(WHAT THIS TASK INVOLVES): Copy out the lines that include the word "индивидуальным".

-------- DATASET RECORDS

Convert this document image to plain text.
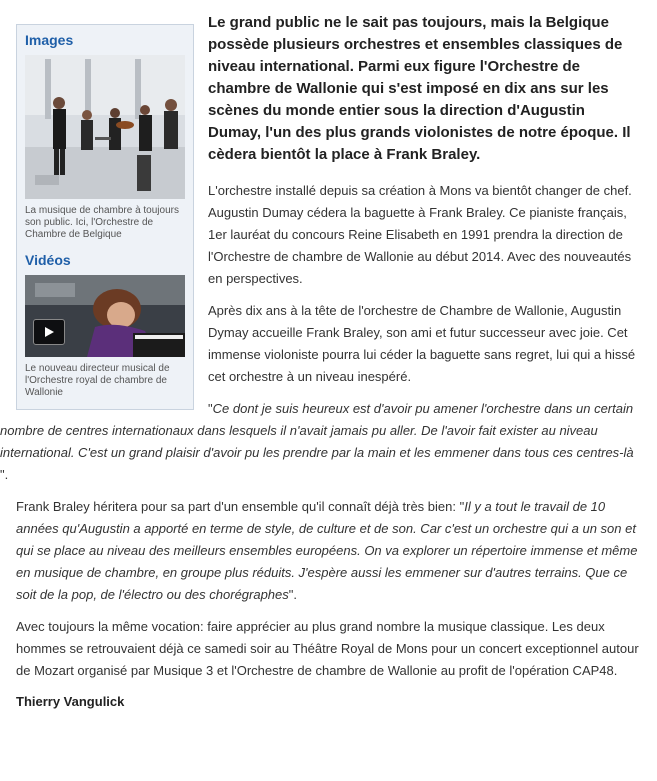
Images
La musique de chambre à toujours son public. Ici, l'Orchestre de Chambre de Belgique
Vidéos
Le nouveau directeur musical de l'Orchestre royal de chambre de Wallonie
Le grand public ne le sait pas toujours, mais la Belgique possède plusieurs orchestres et ensembles classiques de niveau international. Parmi eux figure l'Orchestre de chambre de Wallonie qui s'est imposé en dix ans sur les scènes du monde entier sous la direction d'Augustin Dumay, l'un des plus grands violonistes de notre époque. Il cèdera bientôt la place à Frank Braley.

L'orchestre installé depuis sa création à Mons va bientôt changer de chef. Augustin Dumay cédera la baguette à Frank Braley. Ce pianiste français, 1er lauréat du concours Reine Elisabeth en 1991 prendra la direction de l'Orchestre de chambre de Wallonie au début 2014. Avec des nouveautés en perspectives.

Après dix ans à la tête de l'orchestre de Chambre de Wallonie, Augustin Dymay accueille Frank Braley, son ami et futur successeur avec joie. Cet immense violoniste pourra lui céder la baguette sans regret, lui qui a hissé cet orchestre à un niveau inespéré.

"Ce dont je suis heureux est d'avoir pu amener l'orchestre dans un certain nombre de centres internationaux dans lesquels il n'avait jamais pu aller. De l'avoir fait exister au niveau international. C'est un grand plaisir d'avoir pu les prendre par la main et les emmener dans tous ces centres-là ".

Frank Braley héritera pour sa part d'un ensemble qu'il connaît déjà très bien: "Il y a tout le travail de 10 années qu'Augustin a apporté en terme de style, de culture et de son. Car c'est un orchestre qui a un son et qui se place au niveau des meilleurs ensembles européens. On va explorer un répertoire immense et même en musique de chambre, en groupe plus réduits. J'espère aussi les emmener sur d'autres terrains. Que ce soit de la pop, de l'électro ou des chorégraphes".

Avec toujours la même vocation: faire apprécier au plus grand nombre la musique classique. Les deux hommes se retrouvaient déjà ce samedi soir au Théâtre Royal de Mons pour un concert exceptionnel autour de Mozart organisé par Musique 3 et l'Orchestre de chambre de Wallonie au profit de l'opération CAP48.

Thierry Vangulick
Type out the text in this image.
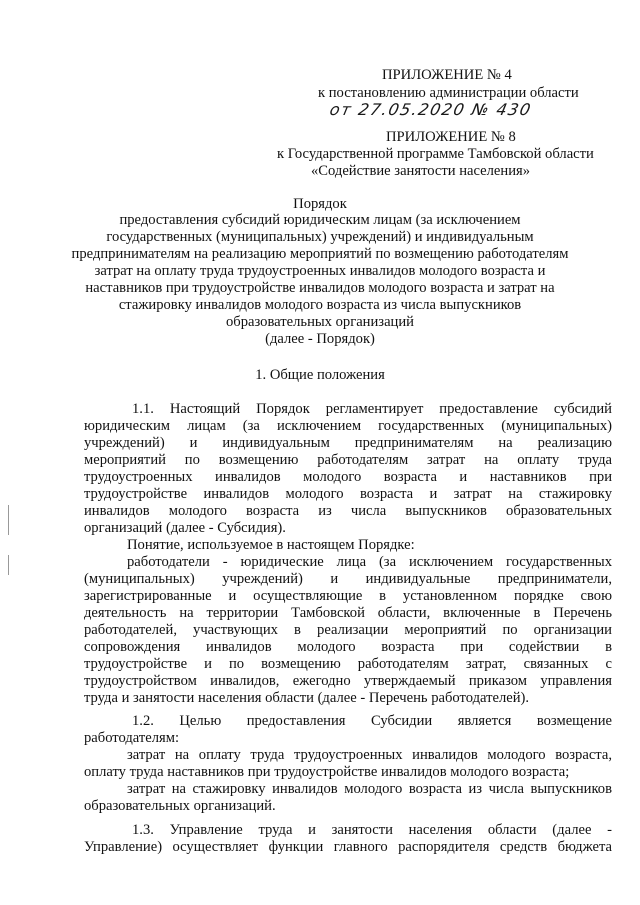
ПРИЛОЖЕНИЕ № 4
к постановлению администрации области
от 27.05.2020 № 430
ПРИЛОЖЕНИЕ № 8
к Государственной программе Тамбовской области
«Содействие занятости населения»
Порядок
предоставления субсидий юридическим лицам (за исключением
государственных (муниципальных) учреждений) и индивидуальным
предпринимателям на реализацию мероприятий по возмещению работодателям
затрат на оплату труда трудоустроенных инвалидов молодого возраста и
наставников при трудоустройстве инвалидов молодого возраста и затрат на
стажировку инвалидов молодого возраста из числа выпускников
образовательных организаций
(далее - Порядок)
1. Общие положения
1.1. Настоящий Порядок регламентирует предоставление субсидий
юридическим лицам (за исключением государственных (муниципальных)
учреждений) и индивидуальным предпринимателям на реализацию
мероприятий по возмещению работодателям затрат на оплату труда
трудоустроенных инвалидов молодого возраста и наставников при
трудоустройстве инвалидов молодого возраста и затрат на стажировку
инвалидов молодого возраста из числа выпускников образовательных
организаций (далее - Субсидия).
Понятие, используемое в настоящем Порядке:
работодатели - юридические лица (за исключением государственных
(муниципальных) учреждений) и индивидуальные предприниматели,
зарегистрированные и осуществляющие в установленном порядке свою
деятельность на территории Тамбовской области, включенные в Перечень
работодателей, участвующих в реализации мероприятий по организации
сопровождения инвалидов молодого возраста при содействии в
трудоустройстве и по возмещению работодателям затрат, связанных с
трудоустройством инвалидов, ежегодно утверждаемый приказом управления
труда и занятости населения области (далее - Перечень работодателей).
1.2. Целью предоставления Субсидии является возмещение
работодателям:
затрат на оплату труда трудоустроенных инвалидов молодого возраста,
оплату труда наставников при трудоустройстве инвалидов молодого возраста;
затрат на стажировку инвалидов молодого возраста из числа выпускников
образовательных организаций.
1.3. Управление труда и занятости населения области (далее -
Управление) осуществляет функции главного распорядителя средств бюджета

----------------

(SOLVED EXERCISE):
государственных (муниципальных) учреждений) и индивидуальным
учреждений) и индивидуальным предпринимателям на реализацию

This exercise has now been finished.